* _DATA TO USE_:

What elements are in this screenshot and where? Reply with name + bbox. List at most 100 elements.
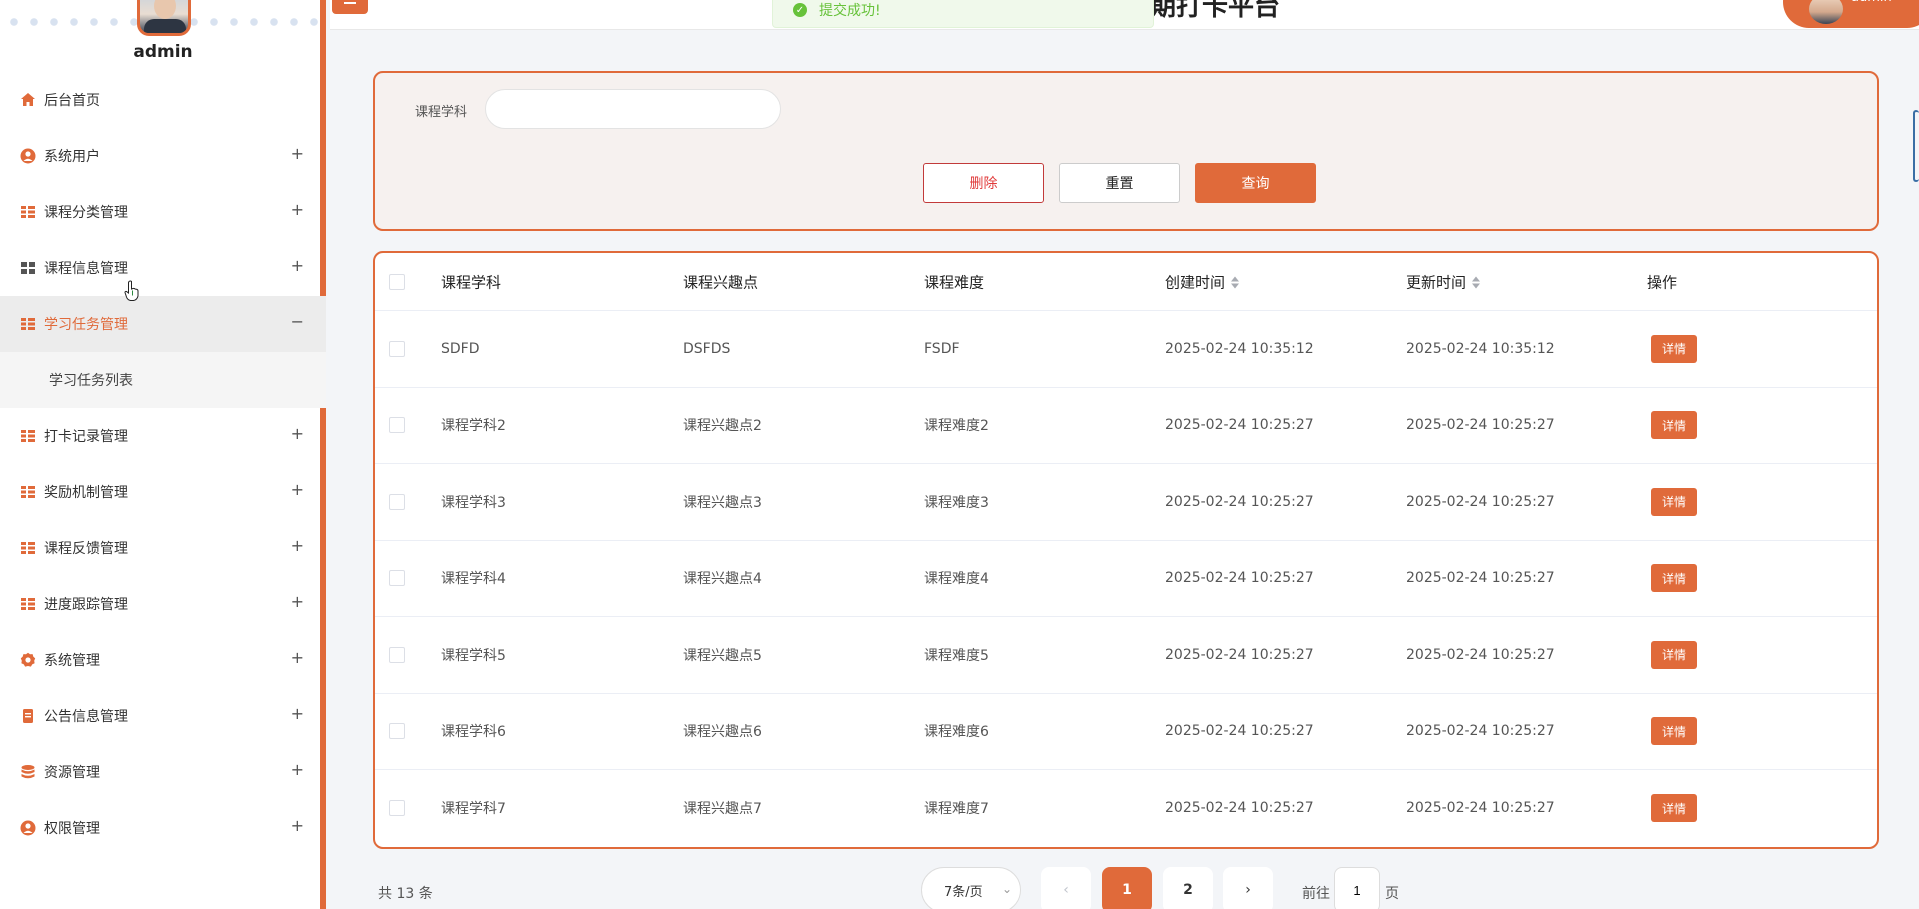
sidebar-username: admin (133, 42, 193, 62)
cell-created-time: 2025-02-24 10:25:27 (1165, 570, 1314, 587)
page-1-button[interactable]: 1 (1102, 867, 1152, 909)
sidebar-subitem-learning-task-list[interactable]: 学习任务列表 (0, 352, 326, 408)
cell-difficulty: 课程难度3 (924, 494, 989, 511)
sidebar-item-course-info[interactable]: 课程信息管理 + (0, 240, 326, 296)
expand-icon[interactable]: + (291, 144, 304, 163)
detail-button[interactable]: 详情 (1651, 487, 1697, 516)
search-label: 课程学科 (415, 105, 468, 120)
sidebar-item-permissions[interactable]: 权限管理 + (0, 800, 326, 856)
header-updated-time[interactable]: 更新时间 (1406, 271, 1481, 292)
cell-updated-time: 2025-02-24 10:25:27 (1406, 493, 1555, 510)
cell-interest-point: 课程兴趣点5 (683, 647, 762, 664)
row-checkbox[interactable] (389, 493, 405, 510)
cell-course-subject: SDFD (441, 340, 480, 357)
detail-button[interactable]: 详情 (1651, 564, 1697, 593)
cell-interest-point: DSFDS (683, 340, 731, 357)
detail-button[interactable]: 详情 (1651, 794, 1697, 823)
sidebar-item-label: 资源管理 (44, 765, 100, 781)
page-size-value: 7条/页 (944, 884, 983, 900)
grid-icon (21, 598, 35, 610)
user-menu[interactable]: admin (1783, 0, 1919, 28)
sidebar-item-label: 课程反馈管理 (44, 541, 128, 557)
expand-icon[interactable]: + (291, 704, 304, 723)
detail-button[interactable]: 详情 (1651, 717, 1697, 746)
cell-course-subject: 课程学科4 (441, 571, 506, 588)
cell-course-subject: 课程学科7 (441, 801, 506, 818)
expand-icon[interactable]: + (291, 256, 304, 275)
sidebar-item-learning-tasks[interactable]: 学习任务管理 − (0, 296, 326, 352)
sidebar-item-system-management[interactable]: 系统管理 + (0, 632, 326, 688)
hand-pointer-icon (124, 280, 139, 301)
sidebar-item-label: 奖励机制管理 (44, 485, 128, 501)
page-size-select[interactable]: 7条/页 ⌄ (921, 867, 1021, 909)
cell-updated-time: 2025-02-24 10:25:27 (1406, 723, 1555, 740)
sidebar-item-rewards[interactable]: 奖励机制管理 + (0, 464, 326, 520)
sidebar-item-system-users[interactable]: 系统用户 + (0, 128, 326, 184)
scroll-handle[interactable] (1913, 110, 1919, 182)
row-checkbox[interactable] (389, 800, 405, 817)
grid-icon (21, 262, 35, 274)
next-page-button[interactable]: › (1223, 867, 1273, 909)
sidebar-item-announcements[interactable]: 公告信息管理 + (0, 688, 326, 744)
collapse-icon[interactable]: − (291, 312, 304, 331)
expand-icon[interactable]: + (291, 816, 304, 835)
expand-icon[interactable]: + (291, 424, 304, 443)
header-actions: 操作 (1647, 273, 1678, 291)
cell-created-time: 2025-02-24 10:25:27 (1165, 723, 1314, 740)
expand-icon[interactable]: + (291, 480, 304, 499)
sidebar-item-course-feedback[interactable]: 课程反馈管理 + (0, 520, 326, 576)
select-all-checkbox[interactable] (389, 273, 405, 290)
detail-button[interactable]: 详情 (1651, 334, 1697, 363)
sidebar-item-resources[interactable]: 资源管理 + (0, 744, 326, 800)
site-title: 期打卡平台 (1150, 0, 1281, 22)
sidebar-item-label: 公告信息管理 (44, 709, 128, 725)
table-row: 课程学科7 课程兴趣点7 课程难度7 2025-02-24 10:25:27 2… (375, 770, 1877, 847)
grid-icon (21, 318, 35, 330)
sidebar-item-label: 学习任务管理 (44, 317, 128, 333)
user-icon (20, 148, 36, 164)
chevron-down-icon: ⌄ (1001, 882, 1012, 896)
sidebar-item-label: 课程信息管理 (44, 261, 128, 277)
expand-icon[interactable]: + (291, 200, 304, 219)
row-checkbox[interactable] (389, 340, 405, 357)
goto-page-input[interactable] (1334, 867, 1380, 909)
cell-difficulty: 课程难度2 (924, 418, 989, 435)
row-checkbox[interactable] (389, 723, 405, 740)
sidebar-item-course-category[interactable]: 课程分类管理 + (0, 184, 326, 240)
cell-updated-time: 2025-02-24 10:25:27 (1406, 417, 1555, 434)
cell-difficulty: FSDF (924, 340, 960, 357)
sidebar-toggle-button[interactable] (332, 0, 368, 14)
course-subject-input[interactable] (485, 89, 781, 129)
table-row: 课程学科5 课程兴趣点5 课程难度5 2025-02-24 10:25:27 2… (375, 617, 1877, 694)
detail-button[interactable]: 详情 (1651, 640, 1697, 669)
table-row: 课程学科6 课程兴趣点6 课程难度6 2025-02-24 10:25:27 2… (375, 694, 1877, 770)
total-count: 共 13 条 (378, 886, 433, 902)
row-checkbox[interactable] (389, 417, 405, 434)
sidebar-item-label: 打卡记录管理 (44, 429, 128, 445)
sidebar-item-progress-tracking[interactable]: 进度跟踪管理 + (0, 576, 326, 632)
delete-button[interactable]: 删除 (923, 163, 1044, 203)
grid-icon (21, 542, 35, 554)
sort-icon[interactable] (1472, 276, 1481, 290)
sidebar-item-home[interactable]: 后台首页 (0, 72, 326, 128)
task-table: 课程学科 课程兴趣点 课程难度 创建时间 更新时间 操作 SDFD DSFDS … (373, 251, 1879, 849)
header-interest-point: 课程兴趣点 (683, 273, 759, 291)
expand-icon[interactable]: + (291, 592, 304, 611)
prev-page-button[interactable]: ‹ (1041, 867, 1091, 909)
reset-button[interactable]: 重置 (1059, 163, 1180, 203)
document-icon (23, 709, 33, 723)
cell-interest-point: 课程兴趣点2 (683, 418, 762, 435)
sort-icon[interactable] (1231, 276, 1240, 290)
row-checkbox[interactable] (389, 570, 405, 587)
detail-button[interactable]: 详情 (1651, 411, 1697, 440)
expand-icon[interactable]: + (291, 760, 304, 779)
sidebar-item-checkin-records[interactable]: 打卡记录管理 + (0, 408, 326, 464)
table-row: 课程学科3 课程兴趣点3 课程难度3 2025-02-24 10:25:27 2… (375, 464, 1877, 541)
query-button[interactable]: 查询 (1195, 163, 1316, 203)
header-created-time[interactable]: 创建时间 (1165, 271, 1240, 292)
expand-icon[interactable]: + (291, 648, 304, 667)
row-checkbox[interactable] (389, 646, 405, 663)
cell-difficulty: 课程难度5 (924, 647, 989, 664)
page-2-button[interactable]: 2 (1163, 867, 1213, 909)
expand-icon[interactable]: + (291, 536, 304, 555)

* _TASK DIRECTIONS_:
Return the lines of the material from the line containing "sidebar-username: admin (133, 42, 193, 62)" through the line containing "page-size-select[interactable]: 7条/页 ⌄", inclusive, exactly as they appear.

* _ANSWER TO THE TASK_:
sidebar-username: admin (133, 42, 193, 62)
cell-created-time: 2025-02-24 10:25:27 (1165, 570, 1314, 587)
page-1-button[interactable]: 1 (1102, 867, 1152, 909)
sidebar-subitem-learning-task-list[interactable]: 学习任务列表 (0, 352, 326, 408)
cell-difficulty: 课程难度3 (924, 494, 989, 511)
sidebar-item-course-info[interactable]: 课程信息管理 + (0, 240, 326, 296)
expand-icon[interactable]: + (291, 144, 304, 163)
detail-button[interactable]: 详情 (1651, 487, 1697, 516)
search-label: 课程学科 (415, 105, 468, 120)
sidebar-item-permissions[interactable]: 权限管理 + (0, 800, 326, 856)
header-updated-time[interactable]: 更新时间 (1406, 271, 1481, 292)
cell-updated-time: 2025-02-24 10:25:27 (1406, 493, 1555, 510)
cell-interest-point: 课程兴趣点5 (683, 647, 762, 664)
row-checkbox[interactable] (389, 493, 405, 510)
cell-course-subject: SDFD (441, 340, 480, 357)
detail-button[interactable]: 详情 (1651, 564, 1697, 593)
cell-interest-point: DSFDS (683, 340, 731, 357)
detail-button[interactable]: 详情 (1651, 794, 1697, 823)
sidebar-item-label: 资源管理 (44, 765, 100, 781)
page-size-value: 7条/页 (944, 884, 983, 900)
grid-icon (21, 598, 35, 610)
user-menu[interactable]: admin (1783, 0, 1919, 28)
sidebar-item-label: 课程反馈管理 (44, 541, 128, 557)
expand-icon[interactable]: + (291, 704, 304, 723)
detail-button[interactable]: 详情 (1651, 717, 1697, 746)
cell-course-subject: 课程学科4 (441, 571, 506, 588)
cell-course-subject: 课程学科7 (441, 801, 506, 818)
expand-icon[interactable]: + (291, 256, 304, 275)
sidebar-item-learning-tasks[interactable]: 学习任务管理 − (0, 296, 326, 352)
sidebar-item-system-management[interactable]: 系统管理 + (0, 632, 326, 688)
hand-pointer-icon (124, 280, 139, 301)
sidebar-item-label: 奖励机制管理 (44, 485, 128, 501)
page-size-select[interactable]: 7条/页 ⌄ (921, 867, 1021, 909)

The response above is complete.